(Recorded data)
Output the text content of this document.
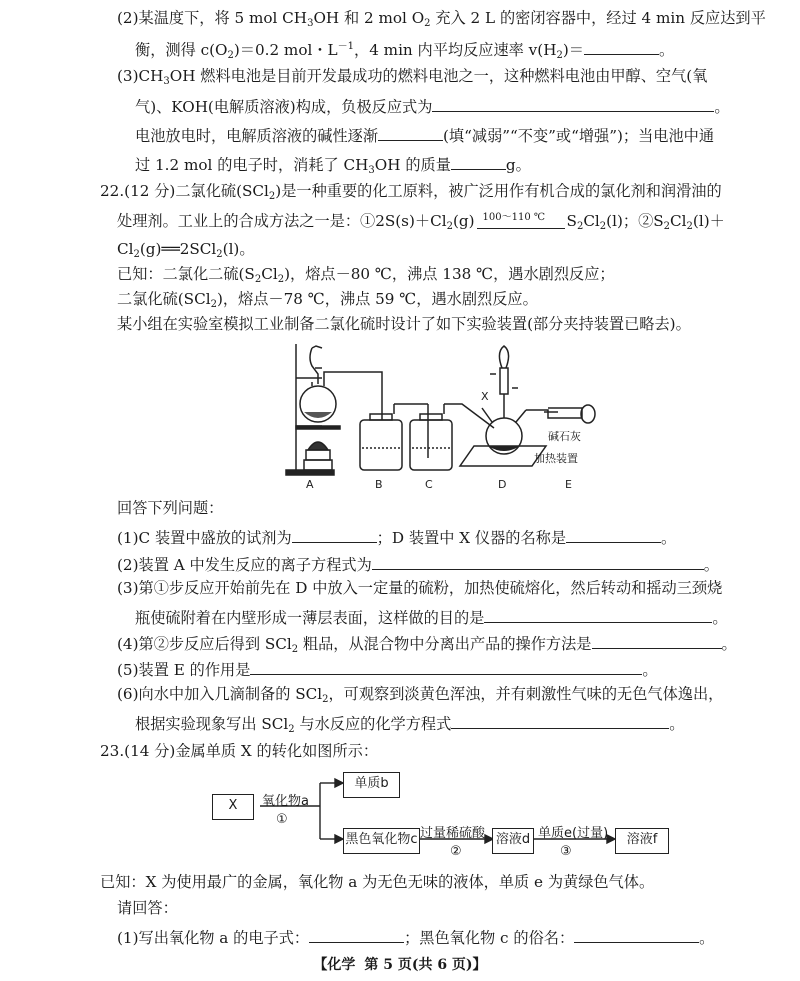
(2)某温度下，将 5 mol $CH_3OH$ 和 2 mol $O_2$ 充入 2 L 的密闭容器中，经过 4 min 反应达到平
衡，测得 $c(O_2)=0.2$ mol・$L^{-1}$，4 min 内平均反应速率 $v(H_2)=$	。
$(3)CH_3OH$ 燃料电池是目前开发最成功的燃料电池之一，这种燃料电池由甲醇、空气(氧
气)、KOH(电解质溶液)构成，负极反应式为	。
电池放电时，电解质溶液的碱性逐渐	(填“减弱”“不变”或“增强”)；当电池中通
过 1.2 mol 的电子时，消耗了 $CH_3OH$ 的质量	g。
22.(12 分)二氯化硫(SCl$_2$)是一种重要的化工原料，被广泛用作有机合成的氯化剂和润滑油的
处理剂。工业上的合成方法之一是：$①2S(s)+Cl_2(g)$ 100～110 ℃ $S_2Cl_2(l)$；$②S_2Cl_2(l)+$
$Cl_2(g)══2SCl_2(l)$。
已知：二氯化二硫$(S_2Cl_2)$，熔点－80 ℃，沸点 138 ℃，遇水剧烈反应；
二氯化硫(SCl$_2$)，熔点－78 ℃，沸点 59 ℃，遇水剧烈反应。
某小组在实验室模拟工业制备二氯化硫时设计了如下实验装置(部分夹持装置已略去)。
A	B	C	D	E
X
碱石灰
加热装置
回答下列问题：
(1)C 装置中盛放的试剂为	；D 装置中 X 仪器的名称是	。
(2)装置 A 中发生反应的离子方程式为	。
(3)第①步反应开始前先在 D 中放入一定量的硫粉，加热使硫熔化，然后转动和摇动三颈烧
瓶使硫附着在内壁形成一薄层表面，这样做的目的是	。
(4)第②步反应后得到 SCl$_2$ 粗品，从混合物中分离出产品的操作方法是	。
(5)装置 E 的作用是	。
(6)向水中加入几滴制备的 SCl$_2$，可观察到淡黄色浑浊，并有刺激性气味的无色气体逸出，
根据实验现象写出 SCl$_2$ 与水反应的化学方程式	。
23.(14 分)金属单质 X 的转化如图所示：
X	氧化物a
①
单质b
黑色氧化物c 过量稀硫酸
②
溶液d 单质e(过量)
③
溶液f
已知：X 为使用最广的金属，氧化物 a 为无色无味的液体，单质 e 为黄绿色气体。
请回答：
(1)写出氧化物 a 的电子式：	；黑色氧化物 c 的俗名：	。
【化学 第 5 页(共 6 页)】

Objective: Find how many lines in the listing hold "遇水剧烈反应", and reply with that number only.

Result of the exercise: 2